** GIVEN TASK **
Below is a block of records; repeat all of them exactly.

[Data extracted from a collection]
start

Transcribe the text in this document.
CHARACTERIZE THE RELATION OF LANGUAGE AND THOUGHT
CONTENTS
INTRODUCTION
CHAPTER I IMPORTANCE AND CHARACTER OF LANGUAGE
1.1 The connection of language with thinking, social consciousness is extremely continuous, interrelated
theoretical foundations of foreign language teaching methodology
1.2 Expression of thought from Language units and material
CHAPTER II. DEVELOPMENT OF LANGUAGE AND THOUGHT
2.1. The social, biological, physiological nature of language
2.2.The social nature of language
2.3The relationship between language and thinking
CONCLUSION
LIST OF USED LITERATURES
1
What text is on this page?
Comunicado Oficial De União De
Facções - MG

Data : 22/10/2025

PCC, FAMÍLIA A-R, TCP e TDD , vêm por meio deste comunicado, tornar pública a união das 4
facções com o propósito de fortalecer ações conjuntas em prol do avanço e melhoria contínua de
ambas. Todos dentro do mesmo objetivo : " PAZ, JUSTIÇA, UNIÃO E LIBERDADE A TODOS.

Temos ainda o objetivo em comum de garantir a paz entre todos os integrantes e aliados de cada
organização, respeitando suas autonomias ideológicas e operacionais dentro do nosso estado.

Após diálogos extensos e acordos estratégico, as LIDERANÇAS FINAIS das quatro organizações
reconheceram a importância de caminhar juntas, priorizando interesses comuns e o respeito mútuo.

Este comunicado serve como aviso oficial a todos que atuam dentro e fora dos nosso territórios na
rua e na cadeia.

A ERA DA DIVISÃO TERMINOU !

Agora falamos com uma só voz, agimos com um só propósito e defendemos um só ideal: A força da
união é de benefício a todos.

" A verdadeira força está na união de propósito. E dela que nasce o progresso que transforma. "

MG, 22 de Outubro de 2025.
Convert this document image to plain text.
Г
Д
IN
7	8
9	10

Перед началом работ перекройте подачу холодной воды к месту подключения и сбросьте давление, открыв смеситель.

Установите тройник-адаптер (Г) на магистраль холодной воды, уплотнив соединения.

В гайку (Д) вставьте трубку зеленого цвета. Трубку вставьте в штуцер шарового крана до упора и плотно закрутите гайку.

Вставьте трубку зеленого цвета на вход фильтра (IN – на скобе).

end

** RESULT **
Transcribe the text in this document.
CHARACTERIZE THE RELATION OF LANGUAGE AND THOUGHT
CONTENTS
INTRODUCTION
CHAPTER I IMPORTANCE AND CHARACTER OF LANGUAGE
1.1 The connection of language with thinking, social consciousness is extremely continuous, interrelated
theoretical foundations of foreign language teaching methodology
1.2 Expression of thought from Language units and material
CHAPTER II. DEVELOPMENT OF LANGUAGE AND THOUGHT
2.1. The social, biological, physiological nature of language
2.2.The social nature of language
2.3The relationship between language and thinking
CONCLUSION
LIST OF USED LITERATURES
1
What text is on this page?
Comunicado Oficial De União De
Facções - MG

Data : 22/10/2025

PCC, FAMÍLIA A-R, TCP e TDD , vêm por meio deste comunicado, tornar pública a união das 4
facções com o propósito de fortalecer ações conjuntas em prol do avanço e melhoria contínua de
ambas. Todos dentro do mesmo objetivo : " PAZ, JUSTIÇA, UNIÃO E LIBERDADE A TODOS.

Temos ainda o objetivo em comum de garantir a paz entre todos os integrantes e aliados de cada
organização, respeitando suas autonomias ideológicas e operacionais dentro do nosso estado.

Após diálogos extensos e acordos estratégico, as LIDERANÇAS FINAIS das quatro organizações
reconheceram a importância de caminhar juntas, priorizando interesses comuns e o respeito mútuo.

Este comunicado serve como aviso oficial a todos que atuam dentro e fora dos nosso territórios na
rua e na cadeia.

A ERA DA DIVISÃO TERMINOU !

Agora falamos com uma só voz, agimos com um só propósito e defendemos um só ideal: A força da
união é de benefício a todos.

" A verdadeira força está na união de propósito. E dela que nasce o progresso que transforma. "

MG, 22 de Outubro de 2025.
Convert this document image to plain text.
Г
Д
IN
7	8
9	10

Перед началом работ перекройте подачу холодной воды к месту подключения и сбросьте давление, открыв смеситель.

Установите тройник-адаптер (Г) на магистраль холодной воды, уплотнив соединения.

В гайку (Д) вставьте трубку зеленого цвета. Трубку вставьте в штуцер шарового крана до упора и плотно закрутите гайку.

Вставьте трубку зеленого цвета на вход фильтра (IN – на скобе).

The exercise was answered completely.